═══ Records provided ═══

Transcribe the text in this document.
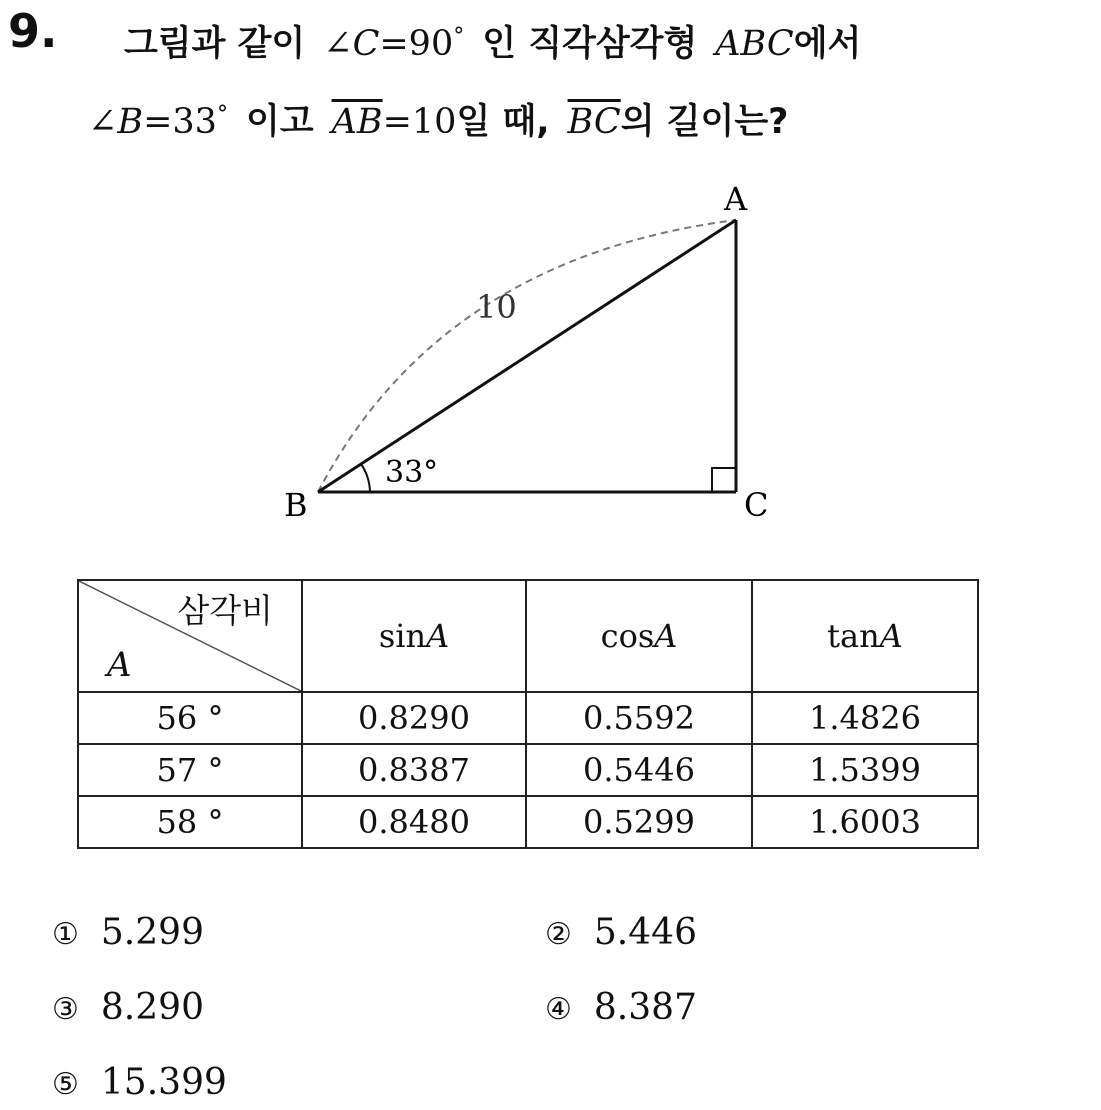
9. 그림과 같이 ∠C=90° 인 직각삼각형 ABC에서
∠B=33° 이고 $\overline{AB}=10$일 때, $\overline{BC}$의 길이는?
A
B	C
10
33°
삼각비
A	sinA	cosA	tanA
56 °	0.8290	0.5592	1.4826
57 °	0.8387	0.5446	1.5399
58 °	0.8480	0.5299	1.6003
① 5.299	② 5.446
③ 8.290	④ 8.387
⑤ 15.399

═══

Without the pictures, write out all of the material exactly.

**The answer:**
Transcribe the text in this document.
9. 그림과 같이 ∠C=90° 인 직각삼각형 ABC에서
∠B=33° 이고 $\overline{AB}=10$일 때, $\overline{BC}$의 길이는?
A
B	C
10
33°
삼각비
A	sinA	cosA	tanA
56 °	0.8290	0.5592	1.4826
57 °	0.8387	0.5446	1.5399
58 °	0.8480	0.5299	1.6003
① 5.299	② 5.446
③ 8.290	④ 8.387
⑤ 15.399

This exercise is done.